Extrait de page =
Beau livre, tapisserie éclatante où les signes touchent tous les sens, le sixième en particulier, il en est exalté, silencieusement et très profondément.
Roland Barthes va à la rencontre de l'altérité et le bonheur qu'elle lui fait vivre par interstices, rythmes, parfums, silences, mouvements, le bruissement de la langue. Un livre-poème est né de cette expérience édénique avec le Japon. Un livre-objet, périple entre le texte manuscrit et le texte imprimé, le dessin la photo la couleur le noir et blanc.
Roland Barthes est à l'Extrême Orient, un Orient indifférent, inconnu, surprenant au plus fort, Différent (avec majuscule) qui "l'a étoilé d'éclairs multiples" pour parler à ce sixième sens comme à une intelligence effleurant l'inconscient.
L'ouï ne comprend rien, l'oeil regarde et le corps est touché par quelque chose d'indéfinissable, étranger, une alchimie s'opère, et l'indéfinissable devient sensuel. le Japon ne peut être photographié, mais curieusement, il a mis Roland Barthes en situation d'écriture, comme un miroir, découverte de soi depuis ailleurs, "une secousse du sens". Pays de signes, "réserve de traits... entièrement dépris du nôtre."

Données fournies =
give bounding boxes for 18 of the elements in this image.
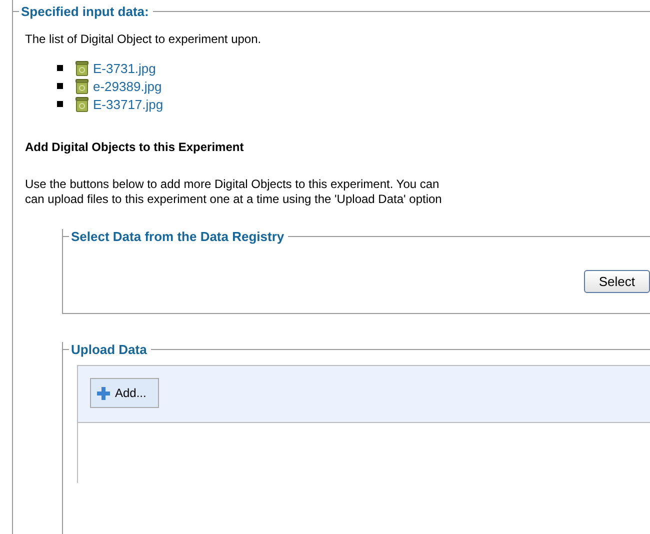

Consigne = Reproduisez le passage de l'extrait de page qui débute aux mots « Roland Barthes va » et s'arrête après « noir et blanc. », en remplaçant « livre-poème » par « livre-chant ».

Solution rédigée =
Roland Barthes va à la rencontre de l'altérité et le bonheur qu'elle lui fait vivre par interstices, rythmes, parfums, silences, mouvements, le bruissement de la langue. Un livre-chant est né de cette expérience édénique avec le Japon. Un livre-objet, périple entre le texte manuscrit et le texte imprimé, le dessin la photo la couleur le noir et blanc.